SUPPLIED TEXT:

Re: [PATCH V2 0/7] cpufreq: governors: Fix ABBA lockups
From: Rafael J. Wysocki
Date: Sun Feb 07 2016 - 21:27:11 EST
On Friday, February 05, 2016 06:22:35 PM Saravana Kannan wrote:
> On 02/04/2016 07:54 PM, Rafael J. Wysocki wrote:
> > On Thursday, February 04, 2016 07:18:32 PM Rafael J. Wysocki wrote:
> >> On Thu, Feb 4, 2016 at 6:44 PM, Saravana Kannan <skannan@xxxxxxxxxxxxxx> wrote:
> >>> On 02/04/2016 09:43 AM, Saravana Kannan wrote:
> >>>>
> >>>> On 02/04/2016 03:09 AM, Viresh Kumar wrote:
> >>>>>
> >>>>> On 04-02-16, 00:50, Rafael J. Wysocki wrote:
> >>>>>>
> >>>>>> This is exactly right. We've avoided one deadlock only to trip into
> >>>>>> another one.
> >>>>>>
> >>>>>> This happens because update_sampling_rate() acquires
> >>>>>> od_dbs_cdata.mutex which is held around cpufreq_governor_exit() by
> >>>>>> cpufreq_governor_dbs().
> >>>>>>
> >>>>>> Worse yet, a deadlock can still happen without (the new)
> >>>>>> dbs_data->mutex, just between s_active and od_dbs_cdata.mutex if
> >>>>>> update_sampling_rate() runs in parallel with
> >>>>>> cpufreq_governor_dbs()->cpufreq_governor_exit() and the latter wins
> >>>>>> the race.
> >>>>>>
> >>>>>> It looks like we need to drop the governor mutex before putting the
> >>>>>> kobject in cpufreq_governor_exit().
> >>>>>
> >>
> >> [cut]
> >>
> >>>>
> >>>> No no no no! Let's not open up this can of worms of queuing up the work
> >>>> to handle a write to a sysfs file. It *MIGHT* work for this specific
> >>>> tunable (I haven't bothered to analyze), but this makes it impossible to
> >>>> return a useful/proper error value.
> >>>
> >>>
> >>> Sent too soon. Not only that, but it can also cause the writes to the sysfs
> >>> files to get processed in a different order and I don't know what other
> >>> issues/races THAT will open up.
> >>
> >> Well, I don't like this too.
> >>
> >> I actually do have an idea about how to fix these deadlocks, but it is
> >> on top of my cleanup series.
> >>
> >> I'll write more about it later today.
> >
> > Having actually posted that series again after cleaning it up I can say
> > what I'm thinking about hopefully without confusing anyone too much. So
> > please bear in mind that I'm going to refer to this series below:
> >
> > http://marc.info/?l=linux-pm&m=145463901630950&w=4
> >
> > Also this is more of a brain dump rather than actual design description,
> > so there may be holes etc in it. Please let me know if you can see any.
> >
> > The problem at hand is that policy->rwsem needs to be held around *all*
> > operations in cpufreq_set_policy(). In particular, it cannot be dropped
> > around invocations of __cpufreq_governor() with the event arg equal to
> > _EXIT as that leads to interesting races.

PROVIDED DATA:
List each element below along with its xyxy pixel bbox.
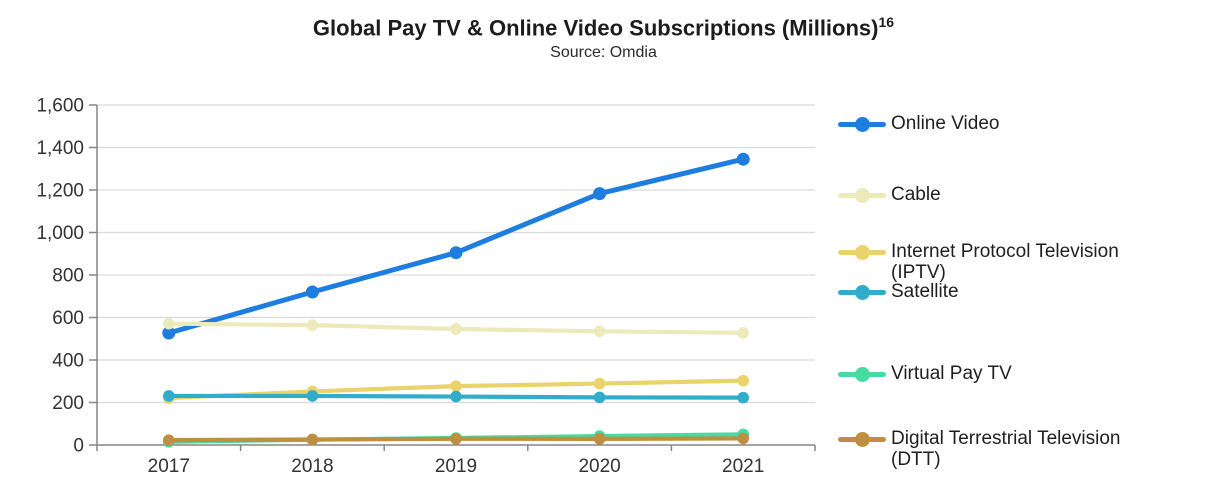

DIRECTIVE: In the cpufreq thread, turn the paragraph that opens with "No no no no!" into a brief list that keeps its main points.

ANSWER FOR THIS EXERCISE:
- Don't start queuing up work to handle writes to a sysfs file.
- This might work for this particular tunable, though the writer hasn't analyzed it.
- It makes it impossible to return a useful or proper error value.